→ Work to complete
Transcribe every line of the material below exactly as it appears, omitting the pictures from your answer.

Annotated region listings:
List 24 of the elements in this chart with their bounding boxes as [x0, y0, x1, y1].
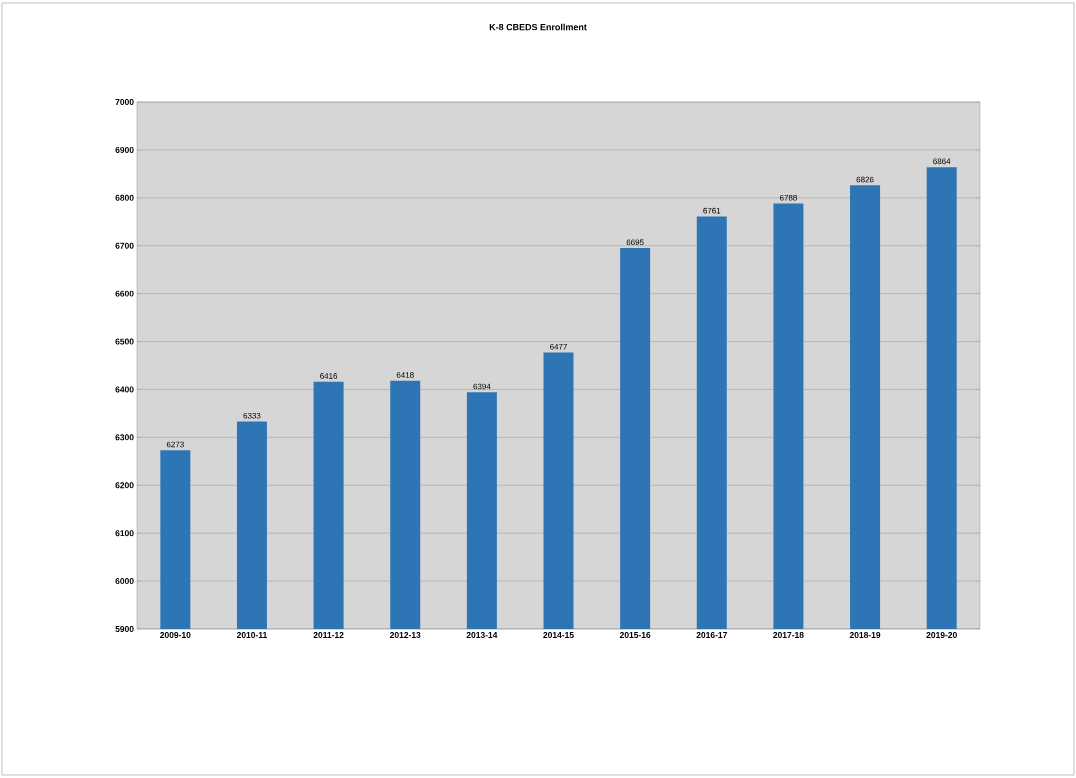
x-tick-label: 2009-10: [160, 632, 191, 639]
x-tick-label: 2015-16: [619, 632, 651, 639]
x-tick-label: 2014-15: [543, 632, 574, 639]
x-tick-label: 2017-18: [773, 632, 804, 639]
chart-title: K-8 CBEDS Enrollment: [489, 23, 587, 31]
x-tick-label: 2011-12: [313, 632, 344, 639]
y-tick-label: 6500: [115, 338, 134, 345]
y-tick-label: 7000: [115, 99, 134, 105]
y-tick-label: 6600: [115, 290, 134, 297]
y-tick-label: 6700: [115, 242, 134, 249]
x-tick-label: 2018-19: [849, 632, 881, 639]
y-tick-label: 6200: [115, 482, 134, 489]
x-tick-label: 2019-20: [926, 632, 957, 639]
x-tick-label: 2010-11: [236, 632, 268, 639]
x-tick-label: 2012-13: [389, 632, 421, 639]
x-tick-label: 2016-17: [696, 632, 727, 639]
y-tick-label: 6800: [115, 194, 134, 201]
x-tick-label: 2013-14: [466, 632, 498, 639]
y-tick-label: 6300: [115, 434, 134, 441]
y-tick-label: 6000: [115, 578, 134, 585]
y-tick-label: 6100: [115, 530, 134, 537]
y-tick-label: 5900: [115, 626, 134, 632]
y-tick-label: 6400: [115, 386, 134, 393]
y-tick-label: 6900: [115, 146, 134, 153]
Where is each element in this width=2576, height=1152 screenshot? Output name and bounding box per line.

→ Problem solution
List 24 of the elements in this chart with their bounding boxes as [x0, y0, x1, y1].
x-tick-label: 2009-10: [160, 632, 191, 639]
x-tick-label: 2015-16: [619, 632, 651, 639]
x-tick-label: 2014-15: [543, 632, 574, 639]
x-tick-label: 2017-18: [773, 632, 804, 639]
chart-title: K-8 CBEDS Enrollment: [489, 23, 587, 31]
x-tick-label: 2011-12: [313, 632, 344, 639]
y-tick-label: 6500: [115, 338, 134, 345]
y-tick-label: 7000: [115, 99, 134, 105]
y-tick-label: 6600: [115, 290, 134, 297]
y-tick-label: 6700: [115, 242, 134, 249]
x-tick-label: 2018-19: [849, 632, 881, 639]
y-tick-label: 6200: [115, 482, 134, 489]
x-tick-label: 2019-20: [926, 632, 957, 639]
x-tick-label: 2010-11: [236, 632, 268, 639]
x-tick-label: 2012-13: [389, 632, 421, 639]
x-tick-label: 2016-17: [696, 632, 727, 639]
y-tick-label: 6800: [115, 194, 134, 201]
x-tick-label: 2013-14: [466, 632, 498, 639]
y-tick-label: 6300: [115, 434, 134, 441]
y-tick-label: 6000: [115, 578, 134, 585]
y-tick-label: 6100: [115, 530, 134, 537]
y-tick-label: 5900: [115, 626, 134, 632]
y-tick-label: 6400: [115, 386, 134, 393]
y-tick-label: 6900: [115, 146, 134, 153]
Where is each element in this width=2576, height=1152 screenshot? Output name and bounding box per line.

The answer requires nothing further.